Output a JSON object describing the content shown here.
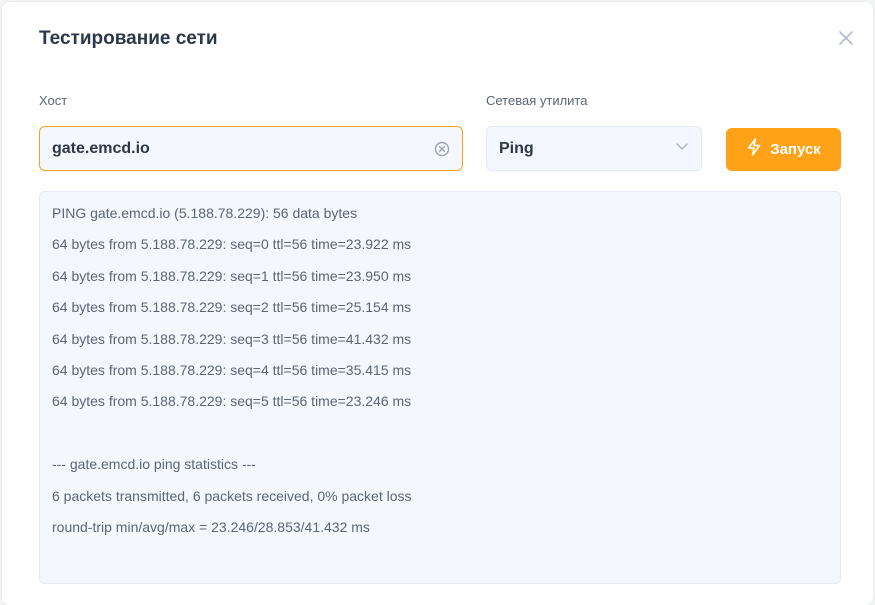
{
  "dialog": {
    "title": "Тестирование сети",
    "close_icon": "close-icon"
  },
  "host": {
    "label": "Хост",
    "value": "gate.emcd.io",
    "clear_icon": "clear-circle-icon"
  },
  "utility": {
    "label": "Сетевая утилита",
    "selected": "Ping",
    "chevron_icon": "chevron-down-icon"
  },
  "run_button": {
    "label": "Запуск",
    "icon": "lightning-icon",
    "color": "#ffa217"
  },
  "output": {
    "lines": [
      "PING gate.emcd.io (5.188.78.229): 56 data bytes",
      "64 bytes from 5.188.78.229: seq=0 ttl=56 time=23.922 ms",
      "64 bytes from 5.188.78.229: seq=1 ttl=56 time=23.950 ms",
      "64 bytes from 5.188.78.229: seq=2 ttl=56 time=25.154 ms",
      "64 bytes from 5.188.78.229: seq=3 ttl=56 time=41.432 ms",
      "64 bytes from 5.188.78.229: seq=4 ttl=56 time=35.415 ms",
      "64 bytes from 5.188.78.229: seq=5 ttl=56 time=23.246 ms",
      "",
      "--- gate.emcd.io ping statistics ---",
      "6 packets transmitted, 6 packets received, 0% packet loss",
      "round-trip min/avg/max = 23.246/28.853/41.432 ms"
    ]
  }
}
**********
* _Task statement_
Without the pictures, print the records in full, exactly as they appear.

* _Result for this exercise_
Output a JSON object describing the content shown here.
{
  "dialog": {
    "title": "Тестирование сети",
    "close_icon": "close-icon"
  },
  "host": {
    "label": "Хост",
    "value": "gate.emcd.io",
    "clear_icon": "clear-circle-icon"
  },
  "utility": {
    "label": "Сетевая утилита",
    "selected": "Ping",
    "chevron_icon": "chevron-down-icon"
  },
  "run_button": {
    "label": "Запуск",
    "icon": "lightning-icon",
    "color": "#ffa217"
  },
  "output": {
    "lines": [
      "PING gate.emcd.io (5.188.78.229): 56 data bytes",
      "64 bytes from 5.188.78.229: seq=0 ttl=56 time=23.922 ms",
      "64 bytes from 5.188.78.229: seq=1 ttl=56 time=23.950 ms",
      "64 bytes from 5.188.78.229: seq=2 ttl=56 time=25.154 ms",
      "64 bytes from 5.188.78.229: seq=3 ttl=56 time=41.432 ms",
      "64 bytes from 5.188.78.229: seq=4 ttl=56 time=35.415 ms",
      "64 bytes from 5.188.78.229: seq=5 ttl=56 time=23.246 ms",
      "",
      "--- gate.emcd.io ping statistics ---",
      "6 packets transmitted, 6 packets received, 0% packet loss",
      "round-trip min/avg/max = 23.246/28.853/41.432 ms"
    ]
  }
}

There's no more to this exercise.